- **WHAT IS EXPECTED**
Nothing in the records may be left out or altered; reproduce them all exactly.

- **DATA SECTION**
:::
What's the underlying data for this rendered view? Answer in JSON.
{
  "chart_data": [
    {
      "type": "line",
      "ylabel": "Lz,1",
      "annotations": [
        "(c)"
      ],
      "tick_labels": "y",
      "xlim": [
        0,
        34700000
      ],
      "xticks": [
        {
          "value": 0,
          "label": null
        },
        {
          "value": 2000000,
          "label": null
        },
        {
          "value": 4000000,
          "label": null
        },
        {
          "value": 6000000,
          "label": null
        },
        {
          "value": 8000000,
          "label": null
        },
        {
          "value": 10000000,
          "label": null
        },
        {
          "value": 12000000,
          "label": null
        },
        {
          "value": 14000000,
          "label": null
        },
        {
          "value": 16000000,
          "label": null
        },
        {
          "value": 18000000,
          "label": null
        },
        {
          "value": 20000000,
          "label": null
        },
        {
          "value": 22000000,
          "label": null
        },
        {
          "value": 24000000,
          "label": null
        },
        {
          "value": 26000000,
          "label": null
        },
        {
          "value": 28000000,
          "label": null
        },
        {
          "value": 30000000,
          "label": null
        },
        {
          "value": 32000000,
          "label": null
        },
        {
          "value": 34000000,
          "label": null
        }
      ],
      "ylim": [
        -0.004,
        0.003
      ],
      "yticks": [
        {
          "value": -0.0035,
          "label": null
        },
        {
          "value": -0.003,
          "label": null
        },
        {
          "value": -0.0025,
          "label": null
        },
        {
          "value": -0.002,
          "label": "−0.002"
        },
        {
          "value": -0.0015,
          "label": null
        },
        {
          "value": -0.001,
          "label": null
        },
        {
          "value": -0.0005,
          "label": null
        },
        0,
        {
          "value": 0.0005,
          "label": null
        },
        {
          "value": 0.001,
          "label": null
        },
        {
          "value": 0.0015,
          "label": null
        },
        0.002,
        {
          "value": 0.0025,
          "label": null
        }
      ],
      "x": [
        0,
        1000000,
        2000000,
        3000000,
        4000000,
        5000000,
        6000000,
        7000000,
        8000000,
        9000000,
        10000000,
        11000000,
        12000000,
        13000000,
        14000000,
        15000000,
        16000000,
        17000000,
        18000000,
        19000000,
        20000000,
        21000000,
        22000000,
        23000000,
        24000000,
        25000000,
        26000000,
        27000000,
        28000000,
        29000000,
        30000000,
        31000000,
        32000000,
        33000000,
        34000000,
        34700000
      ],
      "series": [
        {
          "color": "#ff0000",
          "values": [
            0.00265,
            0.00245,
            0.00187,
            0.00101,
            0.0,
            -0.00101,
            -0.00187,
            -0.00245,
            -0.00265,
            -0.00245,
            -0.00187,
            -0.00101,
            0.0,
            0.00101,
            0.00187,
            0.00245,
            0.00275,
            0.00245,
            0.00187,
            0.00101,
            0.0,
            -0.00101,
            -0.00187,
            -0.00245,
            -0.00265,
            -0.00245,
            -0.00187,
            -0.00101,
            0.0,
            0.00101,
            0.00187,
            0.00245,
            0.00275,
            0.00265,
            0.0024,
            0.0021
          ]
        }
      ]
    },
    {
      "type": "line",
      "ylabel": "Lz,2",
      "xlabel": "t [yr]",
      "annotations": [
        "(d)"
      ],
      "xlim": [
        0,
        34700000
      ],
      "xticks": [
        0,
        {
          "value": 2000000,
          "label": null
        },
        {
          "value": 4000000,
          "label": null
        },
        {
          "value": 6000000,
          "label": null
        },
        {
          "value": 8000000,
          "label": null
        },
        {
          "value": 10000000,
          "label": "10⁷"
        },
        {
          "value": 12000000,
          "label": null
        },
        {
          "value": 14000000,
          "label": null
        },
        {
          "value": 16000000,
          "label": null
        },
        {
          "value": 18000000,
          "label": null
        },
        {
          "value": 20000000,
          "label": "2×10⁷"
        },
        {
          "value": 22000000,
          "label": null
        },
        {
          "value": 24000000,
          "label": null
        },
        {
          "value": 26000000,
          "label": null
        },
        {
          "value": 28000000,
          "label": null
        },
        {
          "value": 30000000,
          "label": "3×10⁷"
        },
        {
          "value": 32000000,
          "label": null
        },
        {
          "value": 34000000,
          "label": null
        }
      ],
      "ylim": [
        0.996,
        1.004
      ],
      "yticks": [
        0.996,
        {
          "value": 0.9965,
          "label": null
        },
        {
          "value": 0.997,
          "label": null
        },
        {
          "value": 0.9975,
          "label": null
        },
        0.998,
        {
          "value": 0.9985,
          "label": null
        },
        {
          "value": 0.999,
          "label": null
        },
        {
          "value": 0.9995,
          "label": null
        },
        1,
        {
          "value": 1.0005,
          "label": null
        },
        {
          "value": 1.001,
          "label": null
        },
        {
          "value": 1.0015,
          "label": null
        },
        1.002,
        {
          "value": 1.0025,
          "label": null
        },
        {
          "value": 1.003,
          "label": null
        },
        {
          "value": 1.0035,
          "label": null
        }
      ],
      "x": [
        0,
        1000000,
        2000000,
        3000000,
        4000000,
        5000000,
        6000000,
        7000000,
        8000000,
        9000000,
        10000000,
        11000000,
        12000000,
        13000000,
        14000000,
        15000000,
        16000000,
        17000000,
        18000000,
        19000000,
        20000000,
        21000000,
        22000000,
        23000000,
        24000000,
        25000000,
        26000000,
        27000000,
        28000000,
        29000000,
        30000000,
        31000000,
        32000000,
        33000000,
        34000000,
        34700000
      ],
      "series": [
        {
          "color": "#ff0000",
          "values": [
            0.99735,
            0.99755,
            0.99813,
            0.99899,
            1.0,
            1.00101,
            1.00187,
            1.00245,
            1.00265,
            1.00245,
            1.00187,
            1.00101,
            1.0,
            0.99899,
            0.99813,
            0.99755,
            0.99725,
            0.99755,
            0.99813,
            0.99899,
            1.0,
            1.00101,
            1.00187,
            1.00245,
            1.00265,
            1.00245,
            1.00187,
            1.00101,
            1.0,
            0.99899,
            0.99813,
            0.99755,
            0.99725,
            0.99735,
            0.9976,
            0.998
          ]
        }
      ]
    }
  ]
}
:::
- **WRITTEN SOLUTION**
What's the underlying data for this rendered view? Answer in JSON.
{
  "chart_data": [
    {
      "type": "line",
      "ylabel": "Lz,1",
      "annotations": [
        "(c)"
      ],
      "tick_labels": "y",
      "xlim": [
        0,
        34700000
      ],
      "xticks": [
        {
          "value": 0,
          "label": null
        },
        {
          "value": 2000000,
          "label": null
        },
        {
          "value": 4000000,
          "label": null
        },
        {
          "value": 6000000,
          "label": null
        },
        {
          "value": 8000000,
          "label": null
        },
        {
          "value": 10000000,
          "label": null
        },
        {
          "value": 12000000,
          "label": null
        },
        {
          "value": 14000000,
          "label": null
        },
        {
          "value": 16000000,
          "label": null
        },
        {
          "value": 18000000,
          "label": null
        },
        {
          "value": 20000000,
          "label": null
        },
        {
          "value": 22000000,
          "label": null
        },
        {
          "value": 24000000,
          "label": null
        },
        {
          "value": 26000000,
          "label": null
        },
        {
          "value": 28000000,
          "label": null
        },
        {
          "value": 30000000,
          "label": null
        },
        {
          "value": 32000000,
          "label": null
        },
        {
          "value": 34000000,
          "label": null
        }
      ],
      "ylim": [
        -0.004,
        0.003
      ],
      "yticks": [
        {
          "value": -0.0035,
          "label": null
        },
        {
          "value": -0.003,
          "label": null
        },
        {
          "value": -0.0025,
          "label": null
        },
        {
          "value": -0.002,
          "label": "−0.002"
        },
        {
          "value": -0.0015,
          "label": null
        },
        {
          "value": -0.001,
          "label": null
        },
        {
          "value": -0.0005,
          "label": null
        },
        0,
        {
          "value": 0.0005,
          "label": null
        },
        {
          "value": 0.001,
          "label": null
        },
        {
          "value": 0.0015,
          "label": null
        },
        0.002,
        {
          "value": 0.0025,
          "label": null
        }
      ],
      "x": [
        0,
        1000000,
        2000000,
        3000000,
        4000000,
        5000000,
        6000000,
        7000000,
        8000000,
        9000000,
        10000000,
        11000000,
        12000000,
        13000000,
        14000000,
        15000000,
        16000000,
        17000000,
        18000000,
        19000000,
        20000000,
        21000000,
        22000000,
        23000000,
        24000000,
        25000000,
        26000000,
        27000000,
        28000000,
        29000000,
        30000000,
        31000000,
        32000000,
        33000000,
        34000000,
        34700000
      ],
      "series": [
        {
          "color": "#ff0000",
          "values": [
            0.00265,
            0.00245,
            0.00187,
            0.00101,
            0.0,
            -0.00101,
            -0.00187,
            -0.00245,
            -0.00265,
            -0.00245,
            -0.00187,
            -0.00101,
            0.0,
            0.00101,
            0.00187,
            0.00245,
            0.00275,
            0.00245,
            0.00187,
            0.00101,
            0.0,
            -0.00101,
            -0.00187,
            -0.00245,
            -0.00265,
            -0.00245,
            -0.00187,
            -0.00101,
            0.0,
            0.00101,
            0.00187,
            0.00245,
            0.00275,
            0.00265,
            0.0024,
            0.0021
          ]
        }
      ]
    },
    {
      "type": "line",
      "ylabel": "Lz,2",
      "xlabel": "t [yr]",
      "annotations": [
        "(d)"
      ],
      "xlim": [
        0,
        34700000
      ],
      "xticks": [
        0,
        {
          "value": 2000000,
          "label": null
        },
        {
          "value": 4000000,
          "label": null
        },
        {
          "value": 6000000,
          "label": null
        },
        {
          "value": 8000000,
          "label": null
        },
        {
          "value": 10000000,
          "label": "10⁷"
        },
        {
          "value": 12000000,
          "label": null
        },
        {
          "value": 14000000,
          "label": null
        },
        {
          "value": 16000000,
          "label": null
        },
        {
          "value": 18000000,
          "label": null
        },
        {
          "value": 20000000,
          "label": "2×10⁷"
        },
        {
          "value": 22000000,
          "label": null
        },
        {
          "value": 24000000,
          "label": null
        },
        {
          "value": 26000000,
          "label": null
        },
        {
          "value": 28000000,
          "label": null
        },
        {
          "value": 30000000,
          "label": "3×10⁷"
        },
        {
          "value": 32000000,
          "label": null
        },
        {
          "value": 34000000,
          "label": null
        }
      ],
      "ylim": [
        0.996,
        1.004
      ],
      "yticks": [
        0.996,
        {
          "value": 0.9965,
          "label": null
        },
        {
          "value": 0.997,
          "label": null
        },
        {
          "value": 0.9975,
          "label": null
        },
        0.998,
        {
          "value": 0.9985,
          "label": null
        },
        {
          "value": 0.999,
          "label": null
        },
        {
          "value": 0.9995,
          "label": null
        },
        1,
        {
          "value": 1.0005,
          "label": null
        },
        {
          "value": 1.001,
          "label": null
        },
        {
          "value": 1.0015,
          "label": null
        },
        1.002,
        {
          "value": 1.0025,
          "label": null
        },
        {
          "value": 1.003,
          "label": null
        },
        {
          "value": 1.0035,
          "label": null
        }
      ],
      "x": [
        0,
        1000000,
        2000000,
        3000000,
        4000000,
        5000000,
        6000000,
        7000000,
        8000000,
        9000000,
        10000000,
        11000000,
        12000000,
        13000000,
        14000000,
        15000000,
        16000000,
        17000000,
        18000000,
        19000000,
        20000000,
        21000000,
        22000000,
        23000000,
        24000000,
        25000000,
        26000000,
        27000000,
        28000000,
        29000000,
        30000000,
        31000000,
        32000000,
        33000000,
        34000000,
        34700000
      ],
      "series": [
        {
          "color": "#ff0000",
          "values": [
            0.99735,
            0.99755,
            0.99813,
            0.99899,
            1.0,
            1.00101,
            1.00187,
            1.00245,
            1.00265,
            1.00245,
            1.00187,
            1.00101,
            1.0,
            0.99899,
            0.99813,
            0.99755,
            0.99725,
            0.99755,
            0.99813,
            0.99899,
            1.0,
            1.00101,
            1.00187,
            1.00245,
            1.00265,
            1.00245,
            1.00187,
            1.00101,
            1.0,
            0.99899,
            0.99813,
            0.99755,
            0.99725,
            0.99735,
            0.9976,
            0.998
          ]
        }
      ]
    }
  ]
}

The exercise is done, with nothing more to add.